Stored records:
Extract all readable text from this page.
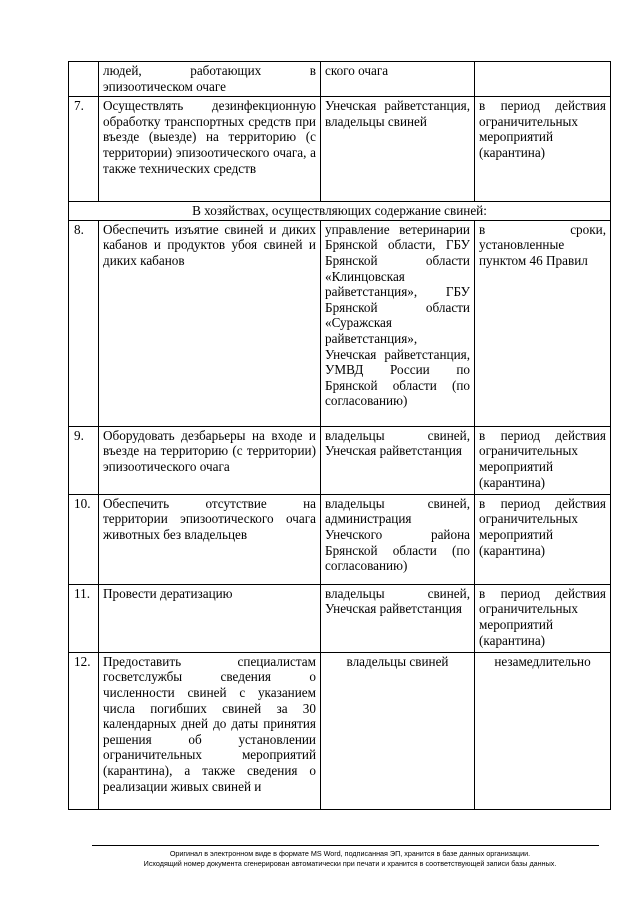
	людей, работающих в эпизоотическом очаге	ского очага	
7.	Осуществлять дезинфекционную обработку транспортных средств при въезде (выезде) на территорию (с территории) эпизоотического очага, а также технических средств	Унечская райветстанция, владельцы свиней	в период действия ограничительных мероприятий (карантина)
В хозяйствах, осуществляющих содержание свиней:			
8.	Обеспечить изъятие свиней и диких кабанов и продуктов убоя свиней и диких кабанов	управление ветеринарии Брянской области, ГБУ Брянской области «Клинцовская райветстанция», ГБУ Брянской области «Суражская райветстанция», Унечская райветстанция, УМВД России по Брянской области (по согласованию)	в сроки, установленные пунктом 46 Правил
9.	Оборудовать дезбарьеры на входе и въезде на территорию (с территории) эпизоотического очага	владельцы свиней, Унечская райветстанция	в период действия ограничительных мероприятий (карантина)
10.	Обеспечить отсутствие на территории эпизоотического очага животных без владельцев	владельцы свиней, администрация Унечского района Брянской области (по согласованию)	в период действия ограничительных мероприятий (карантина)
11.	Провести дератизацию	владельцы свиней, Унечская райветстанция	в период действия ограничительных мероприятий (карантина)
12.	Предоставить специалистам госветслужбы сведения о численности свиней с указанием числа погибших свиней за 30 календарных дней до даты принятия решения об установлении ограничительных мероприятий (карантина), а также сведения о реализации живых свиней и	владельцы свиней	незамедлительно
Оригинал в электронном виде в формате MS Word, подписанная ЭП, хранится в базе данных организации.
Исходящий номер документа сгенерирован автоматически при печати и хранится в соответствующей записи базы данных.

REQUIRED TASK ▸ Take every line from the data that contains the word "области".

SOLUTION TO THIS TASK ▸
8.	Обеспечить изъятие свиней и диких кабанов и продуктов убоя свиней и диких кабанов	управление ветеринарии Брянской области, ГБУ Брянской области «Клинцовская райветстанция», ГБУ Брянской области «Суражская райветстанция», Унечская райветстанция, УМВД России по Брянской области (по согласованию)	в сроки, установленные пунктом 46 Правил
10.	Обеспечить отсутствие на территории эпизоотического очага животных без владельцев	владельцы свиней, администрация Унечского района Брянской области (по согласованию)	в период действия ограничительных мероприятий (карантина)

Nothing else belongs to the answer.